- **Given exercise**: Return the listing below exactly, with the pictures dropped.

Data entries
## BEGIN

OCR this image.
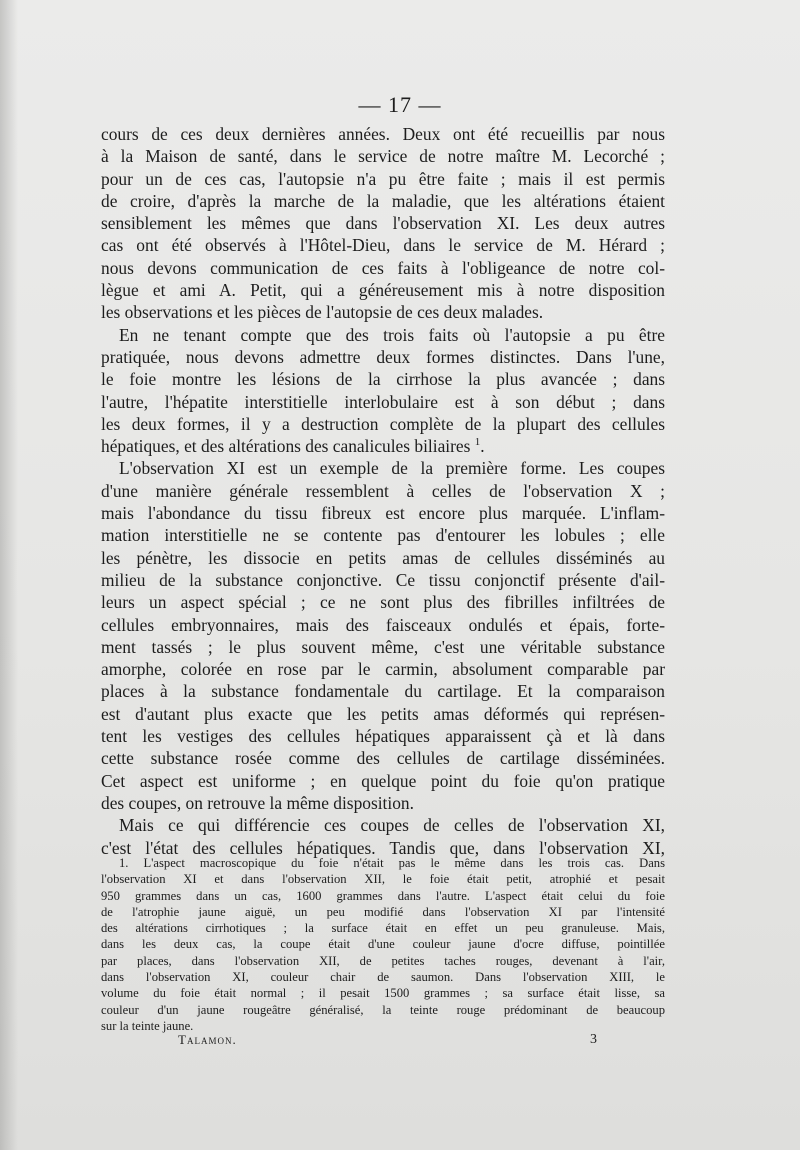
— 17 —

cours de ces deux dernières années. Deux ont été recueillis par nous
à la Maison de santé, dans le service de notre maître M. Lecorché ;
pour un de ces cas, l'autopsie n'a pu être faite ; mais il est permis
de croire, d'après la marche de la maladie, que les altérations étaient
sensiblement les mêmes que dans l'observation XI. Les deux autres
cas ont été observés à l'Hôtel-Dieu, dans le service de M. Hérard ;
nous devons communication de ces faits à l'obligeance de notre col-
lègue et ami A. Petit, qui a généreusement mis à notre disposition
les observations et les pièces de l'autopsie de ces deux malades.

En ne tenant compte que des trois faits où l'autopsie a pu être
pratiquée, nous devons admettre deux formes distinctes. Dans l'une,
le foie montre les lésions de la cirrhose la plus avancée ; dans
l'autre, l'hépatite interstitielle interlobulaire est à son début ; dans
les deux formes, il y a destruction complète de la plupart des cellules
hépatiques, et des altérations des canalicules biliaires $^1$.

L'observation XI est un exemple de la première forme. Les coupes
d'une manière générale ressemblent à celles de l'observation X ;
mais l'abondance du tissu fibreux est encore plus marquée. L'inflam-
mation interstitielle ne se contente pas d'entourer les lobules ; elle
les pénètre, les dissocie en petits amas de cellules disséminés au
milieu de la substance conjonctive. Ce tissu conjonctif présente d'ail-
leurs un aspect spécial ; ce ne sont plus des fibrilles infiltrées de
cellules embryonnaires, mais des faisceaux ondulés et épais, forte-
ment tassés ; le plus souvent même, c'est une véritable substance
amorphe, colorée en rose par le carmin, absolument comparable par
places à la substance fondamentale du cartilage. Et la comparaison
est d'autant plus exacte que les petits amas déformés qui représen-
tent les vestiges des cellules hépatiques apparaissent çà et là dans
cette substance rosée comme des cellules de cartilage disséminées.
Cet aspect est uniforme ; en quelque point du foie qu'on pratique
des coupes, on retrouve la même disposition.

Mais ce qui différencie ces coupes de celles de l'observation XI,
c'est l'état des cellules hépatiques. Tandis que, dans l'observation XI,

1. L'aspect macroscopique du foie n'était pas le même dans les trois cas. Dans
l'observation XI et dans l'observation XII, le foie était petit, atrophié et pesait
950 grammes dans un cas, 1600 grammes dans l'autre. L'aspect était celui du foie
de l'atrophie jaune aiguë, un peu modifié dans l'observation XI par l'intensité
des altérations cirrhotiques ; la surface était en effet un peu granuleuse. Mais,
dans les deux cas, la coupe était d'une couleur jaune d'ocre diffuse, pointillée
par places, dans l'observation XII, de petites taches rouges, devenant à l'air,
dans l'observation XI, couleur chair de saumon. Dans l'observation XIII, le
volume du foie était normal ; il pesait 1500 grammes ; sa surface était lisse, sa
couleur d'un jaune rougeâtre généralisé, la teinte rouge prédominant de beaucoup
sur la teinte jaune.

Talamon.	3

## END

- **Result of this task**:
OCR this image.
— 17 —

cours de ces deux dernières années. Deux ont été recueillis par nous
à la Maison de santé, dans le service de notre maître M. Lecorché ;
pour un de ces cas, l'autopsie n'a pu être faite ; mais il est permis
de croire, d'après la marche de la maladie, que les altérations étaient
sensiblement les mêmes que dans l'observation XI. Les deux autres
cas ont été observés à l'Hôtel-Dieu, dans le service de M. Hérard ;
nous devons communication de ces faits à l'obligeance de notre col-
lègue et ami A. Petit, qui a généreusement mis à notre disposition
les observations et les pièces de l'autopsie de ces deux malades.

En ne tenant compte que des trois faits où l'autopsie a pu être
pratiquée, nous devons admettre deux formes distinctes. Dans l'une,
le foie montre les lésions de la cirrhose la plus avancée ; dans
l'autre, l'hépatite interstitielle interlobulaire est à son début ; dans
les deux formes, il y a destruction complète de la plupart des cellules
hépatiques, et des altérations des canalicules biliaires $^1$.

L'observation XI est un exemple de la première forme. Les coupes
d'une manière générale ressemblent à celles de l'observation X ;
mais l'abondance du tissu fibreux est encore plus marquée. L'inflam-
mation interstitielle ne se contente pas d'entourer les lobules ; elle
les pénètre, les dissocie en petits amas de cellules disséminés au
milieu de la substance conjonctive. Ce tissu conjonctif présente d'ail-
leurs un aspect spécial ; ce ne sont plus des fibrilles infiltrées de
cellules embryonnaires, mais des faisceaux ondulés et épais, forte-
ment tassés ; le plus souvent même, c'est une véritable substance
amorphe, colorée en rose par le carmin, absolument comparable par
places à la substance fondamentale du cartilage. Et la comparaison
est d'autant plus exacte que les petits amas déformés qui représen-
tent les vestiges des cellules hépatiques apparaissent çà et là dans
cette substance rosée comme des cellules de cartilage disséminées.
Cet aspect est uniforme ; en quelque point du foie qu'on pratique
des coupes, on retrouve la même disposition.

Mais ce qui différencie ces coupes de celles de l'observation XI,
c'est l'état des cellules hépatiques. Tandis que, dans l'observation XI,

1. L'aspect macroscopique du foie n'était pas le même dans les trois cas. Dans
l'observation XI et dans l'observation XII, le foie était petit, atrophié et pesait
950 grammes dans un cas, 1600 grammes dans l'autre. L'aspect était celui du foie
de l'atrophie jaune aiguë, un peu modifié dans l'observation XI par l'intensité
des altérations cirrhotiques ; la surface était en effet un peu granuleuse. Mais,
dans les deux cas, la coupe était d'une couleur jaune d'ocre diffuse, pointillée
par places, dans l'observation XII, de petites taches rouges, devenant à l'air,
dans l'observation XI, couleur chair de saumon. Dans l'observation XIII, le
volume du foie était normal ; il pesait 1500 grammes ; sa surface était lisse, sa
couleur d'un jaune rougeâtre généralisé, la teinte rouge prédominant de beaucoup
sur la teinte jaune.

Talamon.	3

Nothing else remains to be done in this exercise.